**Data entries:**
+++++
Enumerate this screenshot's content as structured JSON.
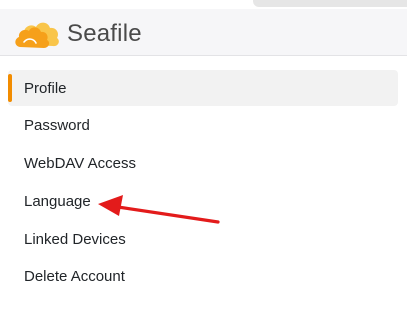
{
  "brand": {
    "name": "Seafile",
    "logo_icon": "seafile-cloud-logo",
    "logo_color_primary": "#f6a01a",
    "logo_color_secondary": "#f9c54a"
  },
  "menu": {
    "active_color": "#f28c00",
    "items": [
      {
        "label": "Profile",
        "active": true
      },
      {
        "label": "Password",
        "active": false
      },
      {
        "label": "WebDAV Access",
        "active": false
      },
      {
        "label": "Language",
        "active": false
      },
      {
        "label": "Linked Devices",
        "active": false
      },
      {
        "label": "Delete Account",
        "active": false
      }
    ]
  },
  "annotation": {
    "icon": "red-arrow-icon",
    "color": "#e31b1b",
    "target": "Language"
  }
}
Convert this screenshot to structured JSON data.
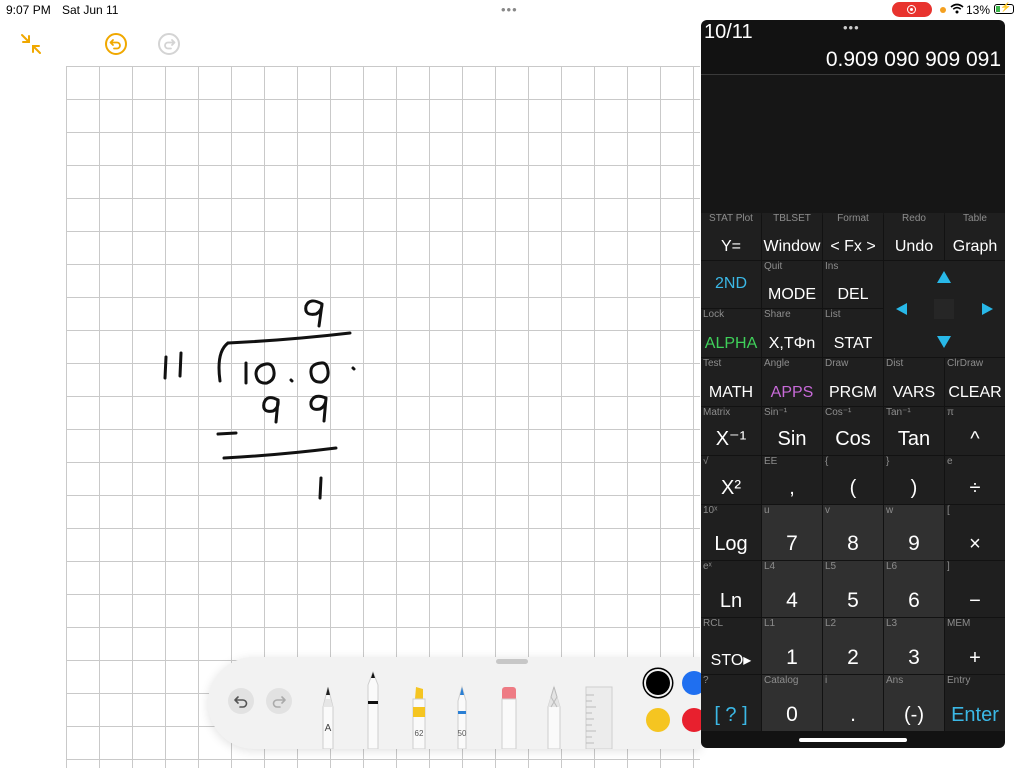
+++++
**Given exercise:**
Every entry must be written out exactly, with all pictures left out.

**Final result:**
Enumerate this screenshot's content as structured JSON.
{
  "brand": {
    "name": "Seafile",
    "logo_icon": "seafile-cloud-logo",
    "logo_color_primary": "#f6a01a",
    "logo_color_secondary": "#f9c54a"
  },
  "menu": {
    "active_color": "#f28c00",
    "items": [
      {
        "label": "Profile",
        "active": true
      },
      {
        "label": "Password",
        "active": false
      },
      {
        "label": "WebDAV Access",
        "active": false
      },
      {
        "label": "Language",
        "active": false
      },
      {
        "label": "Linked Devices",
        "active": false
      },
      {
        "label": "Delete Account",
        "active": false
      }
    ]
  },
  "annotation": {
    "icon": "red-arrow-icon",
    "color": "#e31b1b",
    "target": "Language"
  }
}
Convert this screenshot to structured JSON data.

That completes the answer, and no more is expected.